**Passage given**
+ + +
How to fix the problem?


----------



## SirDice (Aug 25, 2020)

Perl 5.32 is the default, no need to explicitly set it. And I suggest you upgrade to 11.4 first, 11.3 will be EoL soon. Then use packages to update everything.


----------



## Reken (Aug 25, 2020)

initially I installed everything from ports
If I update with packages now, I break the system ...

What else do you say? Upgrading to 11.4 won't solve my problem ...


----------



## SirDice (Aug 25, 2020)

Reken said:


> initially I installed everything from ports


Did you use any non-default options? If not then you're not gaining anything by building from ports.


Reken said:


> If I update with packages now, I break the system ...


Why do you think that?


----------



## VladiBG (Aug 25, 2020)
+ + +
**Data shown**
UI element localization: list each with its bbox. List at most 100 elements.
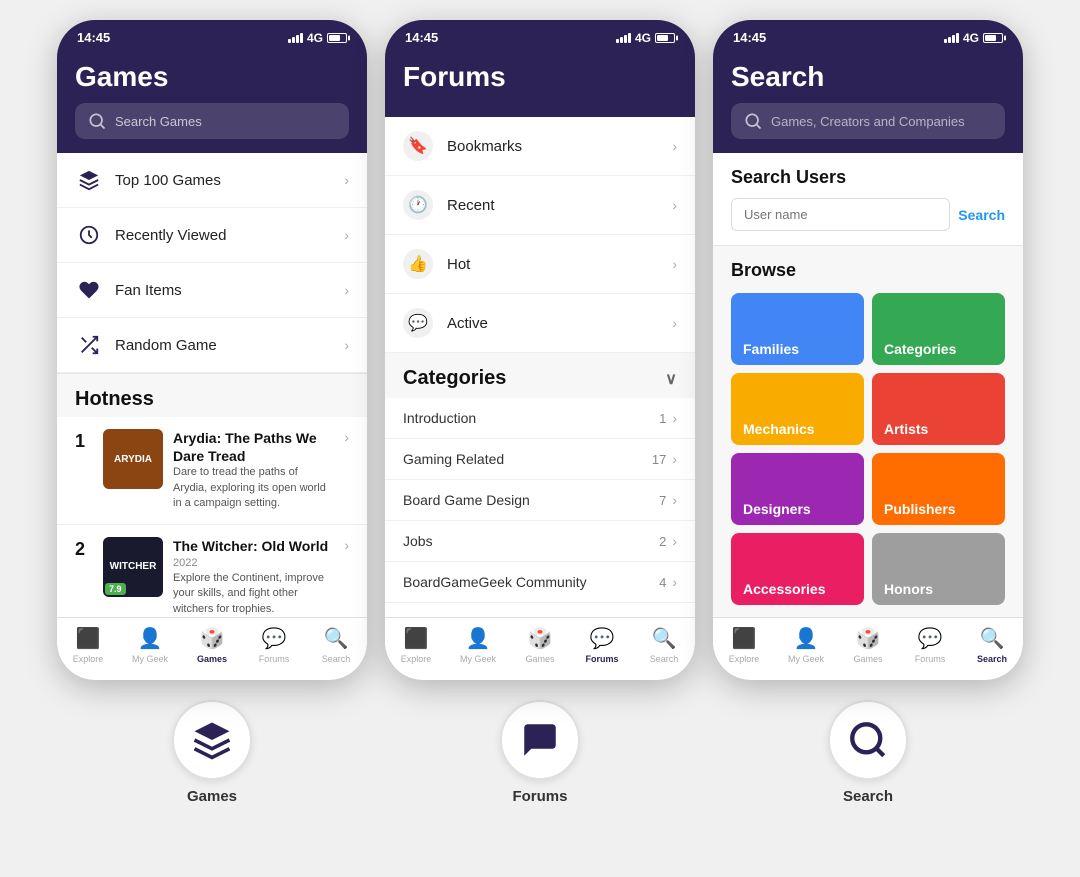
+ + +
**Tasks to perform**
a) In the forum thread, which Perl version is the default?
b) List every username that heads a post in the forum thread.

**Response list**
a) Perl 5.32

b) SirDice, Reken, VladiBG